[Stored records]
☆ ☆ ☆

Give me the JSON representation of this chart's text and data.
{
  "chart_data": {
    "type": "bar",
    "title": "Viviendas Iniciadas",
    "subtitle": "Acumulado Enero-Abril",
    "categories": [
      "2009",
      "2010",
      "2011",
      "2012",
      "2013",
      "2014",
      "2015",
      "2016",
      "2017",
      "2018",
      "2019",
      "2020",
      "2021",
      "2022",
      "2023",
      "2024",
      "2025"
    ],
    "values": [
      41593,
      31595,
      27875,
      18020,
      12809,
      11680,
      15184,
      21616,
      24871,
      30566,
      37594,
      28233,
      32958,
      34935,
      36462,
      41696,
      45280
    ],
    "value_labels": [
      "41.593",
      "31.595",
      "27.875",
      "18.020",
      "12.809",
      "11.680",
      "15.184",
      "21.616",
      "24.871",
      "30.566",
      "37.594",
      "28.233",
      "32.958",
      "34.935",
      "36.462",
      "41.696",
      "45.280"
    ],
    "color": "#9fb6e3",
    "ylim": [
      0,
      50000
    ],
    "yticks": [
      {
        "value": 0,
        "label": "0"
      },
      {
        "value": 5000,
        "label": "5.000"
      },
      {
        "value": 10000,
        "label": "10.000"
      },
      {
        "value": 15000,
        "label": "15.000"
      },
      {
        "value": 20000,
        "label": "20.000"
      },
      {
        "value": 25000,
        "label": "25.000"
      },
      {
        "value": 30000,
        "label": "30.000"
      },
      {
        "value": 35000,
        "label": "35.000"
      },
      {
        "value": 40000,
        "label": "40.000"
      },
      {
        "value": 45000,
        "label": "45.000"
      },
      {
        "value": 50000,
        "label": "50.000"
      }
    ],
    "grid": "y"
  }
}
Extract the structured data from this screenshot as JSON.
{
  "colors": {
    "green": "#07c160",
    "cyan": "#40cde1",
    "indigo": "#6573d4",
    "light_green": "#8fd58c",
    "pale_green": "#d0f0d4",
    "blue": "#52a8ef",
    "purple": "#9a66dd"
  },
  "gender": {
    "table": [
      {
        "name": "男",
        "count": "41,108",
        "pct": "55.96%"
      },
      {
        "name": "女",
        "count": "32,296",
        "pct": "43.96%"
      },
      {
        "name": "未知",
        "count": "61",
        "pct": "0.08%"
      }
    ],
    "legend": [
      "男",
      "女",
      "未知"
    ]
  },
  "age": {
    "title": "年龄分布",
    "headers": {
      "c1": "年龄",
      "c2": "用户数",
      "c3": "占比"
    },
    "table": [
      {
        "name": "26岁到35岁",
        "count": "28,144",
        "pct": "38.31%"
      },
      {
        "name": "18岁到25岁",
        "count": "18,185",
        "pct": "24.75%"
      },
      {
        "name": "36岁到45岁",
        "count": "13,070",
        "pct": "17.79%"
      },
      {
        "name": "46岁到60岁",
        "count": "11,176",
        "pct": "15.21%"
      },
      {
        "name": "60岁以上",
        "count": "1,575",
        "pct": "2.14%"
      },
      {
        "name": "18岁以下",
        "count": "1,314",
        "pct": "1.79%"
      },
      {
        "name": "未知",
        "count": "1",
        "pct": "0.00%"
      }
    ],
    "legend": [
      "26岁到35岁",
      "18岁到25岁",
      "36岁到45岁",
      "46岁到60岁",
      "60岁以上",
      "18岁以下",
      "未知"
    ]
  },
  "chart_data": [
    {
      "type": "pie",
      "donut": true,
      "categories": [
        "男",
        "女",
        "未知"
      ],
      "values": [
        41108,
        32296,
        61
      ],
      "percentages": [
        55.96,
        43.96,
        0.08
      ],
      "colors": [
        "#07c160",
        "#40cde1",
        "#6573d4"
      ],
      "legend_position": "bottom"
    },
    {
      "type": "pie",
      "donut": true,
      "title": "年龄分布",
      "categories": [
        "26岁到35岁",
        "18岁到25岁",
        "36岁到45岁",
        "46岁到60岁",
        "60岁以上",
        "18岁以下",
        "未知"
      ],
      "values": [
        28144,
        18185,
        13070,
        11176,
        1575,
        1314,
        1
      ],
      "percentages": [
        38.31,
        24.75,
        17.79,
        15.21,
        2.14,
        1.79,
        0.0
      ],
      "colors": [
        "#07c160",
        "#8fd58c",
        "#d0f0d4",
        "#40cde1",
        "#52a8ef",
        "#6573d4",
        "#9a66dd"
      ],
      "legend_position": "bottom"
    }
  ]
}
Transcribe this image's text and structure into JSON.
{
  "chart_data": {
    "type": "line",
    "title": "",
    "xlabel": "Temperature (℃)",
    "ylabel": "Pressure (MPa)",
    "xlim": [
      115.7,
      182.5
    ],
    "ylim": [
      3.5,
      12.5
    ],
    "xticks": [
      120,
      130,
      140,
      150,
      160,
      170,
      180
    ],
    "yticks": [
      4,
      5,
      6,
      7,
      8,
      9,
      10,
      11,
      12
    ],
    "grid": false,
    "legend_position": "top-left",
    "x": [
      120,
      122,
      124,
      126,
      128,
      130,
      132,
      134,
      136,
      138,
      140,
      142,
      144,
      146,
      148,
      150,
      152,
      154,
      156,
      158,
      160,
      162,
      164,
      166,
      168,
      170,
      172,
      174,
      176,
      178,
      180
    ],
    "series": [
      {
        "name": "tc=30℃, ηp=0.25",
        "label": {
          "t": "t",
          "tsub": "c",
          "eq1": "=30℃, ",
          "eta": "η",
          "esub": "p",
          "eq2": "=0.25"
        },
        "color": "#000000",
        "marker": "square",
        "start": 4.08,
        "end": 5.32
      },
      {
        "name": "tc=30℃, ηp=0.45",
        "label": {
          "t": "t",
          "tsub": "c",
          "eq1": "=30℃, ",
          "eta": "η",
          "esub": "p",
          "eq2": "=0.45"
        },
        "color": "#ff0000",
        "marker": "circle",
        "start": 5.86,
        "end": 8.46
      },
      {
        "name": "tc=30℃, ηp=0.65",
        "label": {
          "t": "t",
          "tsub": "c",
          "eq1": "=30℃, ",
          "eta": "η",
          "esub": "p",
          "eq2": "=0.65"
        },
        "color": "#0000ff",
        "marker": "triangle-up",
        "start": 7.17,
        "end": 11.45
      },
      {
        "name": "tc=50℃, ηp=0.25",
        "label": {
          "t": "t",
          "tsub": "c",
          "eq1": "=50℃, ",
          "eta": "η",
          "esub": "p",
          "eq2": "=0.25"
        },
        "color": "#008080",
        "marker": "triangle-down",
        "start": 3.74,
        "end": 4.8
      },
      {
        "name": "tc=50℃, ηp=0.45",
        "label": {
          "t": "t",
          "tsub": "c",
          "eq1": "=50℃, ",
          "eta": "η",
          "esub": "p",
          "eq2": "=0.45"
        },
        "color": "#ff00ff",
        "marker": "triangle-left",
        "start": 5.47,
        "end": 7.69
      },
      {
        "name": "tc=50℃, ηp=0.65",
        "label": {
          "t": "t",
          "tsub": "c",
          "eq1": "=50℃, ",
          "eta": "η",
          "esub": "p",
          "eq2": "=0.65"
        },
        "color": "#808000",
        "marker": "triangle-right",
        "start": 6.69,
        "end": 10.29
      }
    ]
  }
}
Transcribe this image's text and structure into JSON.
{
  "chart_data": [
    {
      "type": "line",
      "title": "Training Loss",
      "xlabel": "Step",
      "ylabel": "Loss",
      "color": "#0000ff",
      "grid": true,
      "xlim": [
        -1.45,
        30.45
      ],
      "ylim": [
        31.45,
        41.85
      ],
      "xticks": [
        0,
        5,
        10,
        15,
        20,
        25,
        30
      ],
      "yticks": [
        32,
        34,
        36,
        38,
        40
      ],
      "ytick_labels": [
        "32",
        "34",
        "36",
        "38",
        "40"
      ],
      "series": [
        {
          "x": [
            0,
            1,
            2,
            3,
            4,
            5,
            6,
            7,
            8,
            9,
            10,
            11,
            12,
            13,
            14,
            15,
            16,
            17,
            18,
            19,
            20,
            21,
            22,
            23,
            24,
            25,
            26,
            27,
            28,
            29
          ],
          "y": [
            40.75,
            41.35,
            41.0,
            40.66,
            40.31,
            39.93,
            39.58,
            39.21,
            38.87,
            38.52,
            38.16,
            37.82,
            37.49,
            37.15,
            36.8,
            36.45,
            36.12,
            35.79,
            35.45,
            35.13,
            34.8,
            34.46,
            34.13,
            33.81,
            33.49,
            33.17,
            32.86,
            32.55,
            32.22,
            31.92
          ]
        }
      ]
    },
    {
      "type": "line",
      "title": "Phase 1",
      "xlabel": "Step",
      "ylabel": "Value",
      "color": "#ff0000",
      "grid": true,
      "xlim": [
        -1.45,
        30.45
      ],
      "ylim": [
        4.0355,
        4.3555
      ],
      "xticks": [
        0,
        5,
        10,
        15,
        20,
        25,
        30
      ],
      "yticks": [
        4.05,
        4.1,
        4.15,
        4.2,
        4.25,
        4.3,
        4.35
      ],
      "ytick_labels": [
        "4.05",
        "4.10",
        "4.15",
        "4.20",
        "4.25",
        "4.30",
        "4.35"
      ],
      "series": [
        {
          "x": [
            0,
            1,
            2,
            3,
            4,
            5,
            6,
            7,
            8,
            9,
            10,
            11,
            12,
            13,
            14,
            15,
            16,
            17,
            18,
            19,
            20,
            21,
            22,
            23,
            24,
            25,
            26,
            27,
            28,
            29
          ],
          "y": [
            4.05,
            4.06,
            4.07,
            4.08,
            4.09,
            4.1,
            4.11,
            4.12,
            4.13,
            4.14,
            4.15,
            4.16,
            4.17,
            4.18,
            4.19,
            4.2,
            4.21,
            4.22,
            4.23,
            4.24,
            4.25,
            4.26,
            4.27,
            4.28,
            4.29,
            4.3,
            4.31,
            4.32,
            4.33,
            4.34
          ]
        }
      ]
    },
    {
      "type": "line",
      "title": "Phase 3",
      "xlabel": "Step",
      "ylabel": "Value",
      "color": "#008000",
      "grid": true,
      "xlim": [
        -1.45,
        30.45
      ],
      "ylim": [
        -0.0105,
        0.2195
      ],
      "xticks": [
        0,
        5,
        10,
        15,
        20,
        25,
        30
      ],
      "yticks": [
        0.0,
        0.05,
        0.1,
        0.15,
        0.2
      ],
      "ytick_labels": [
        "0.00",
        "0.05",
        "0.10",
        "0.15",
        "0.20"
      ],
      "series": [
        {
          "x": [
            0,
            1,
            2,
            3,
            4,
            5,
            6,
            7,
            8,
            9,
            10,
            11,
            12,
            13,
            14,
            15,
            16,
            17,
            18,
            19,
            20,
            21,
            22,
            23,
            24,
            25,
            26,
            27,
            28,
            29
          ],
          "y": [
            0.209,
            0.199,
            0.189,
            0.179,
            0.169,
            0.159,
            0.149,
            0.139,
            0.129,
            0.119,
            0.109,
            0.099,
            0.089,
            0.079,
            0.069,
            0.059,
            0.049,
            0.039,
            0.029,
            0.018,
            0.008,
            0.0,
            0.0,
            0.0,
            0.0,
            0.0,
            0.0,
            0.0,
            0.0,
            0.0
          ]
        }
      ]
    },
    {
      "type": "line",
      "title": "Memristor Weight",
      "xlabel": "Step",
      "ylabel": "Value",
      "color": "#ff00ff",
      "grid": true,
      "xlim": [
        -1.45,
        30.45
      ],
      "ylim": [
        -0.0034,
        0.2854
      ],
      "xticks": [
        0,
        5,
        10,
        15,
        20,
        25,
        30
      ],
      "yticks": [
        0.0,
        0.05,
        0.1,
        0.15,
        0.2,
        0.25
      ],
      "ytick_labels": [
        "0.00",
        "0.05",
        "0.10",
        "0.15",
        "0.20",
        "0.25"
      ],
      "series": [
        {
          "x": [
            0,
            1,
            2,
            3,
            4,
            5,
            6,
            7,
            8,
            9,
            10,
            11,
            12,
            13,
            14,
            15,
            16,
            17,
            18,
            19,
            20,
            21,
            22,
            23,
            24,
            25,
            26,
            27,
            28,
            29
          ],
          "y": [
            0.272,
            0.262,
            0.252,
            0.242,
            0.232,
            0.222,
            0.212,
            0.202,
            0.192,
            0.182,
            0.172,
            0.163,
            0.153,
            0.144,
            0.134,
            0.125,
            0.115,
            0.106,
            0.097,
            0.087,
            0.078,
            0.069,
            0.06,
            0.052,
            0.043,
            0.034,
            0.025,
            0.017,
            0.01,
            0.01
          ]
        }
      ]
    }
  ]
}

☆ ☆ ☆

Exercise task ->
From the listing, copy each line containing the word "start".

Response to this exercise ->
        "start": 4.08,
        "start": 5.86,
        "start": 7.17,
        "start": 3.74,
        "start": 5.47,
        "start": 6.69,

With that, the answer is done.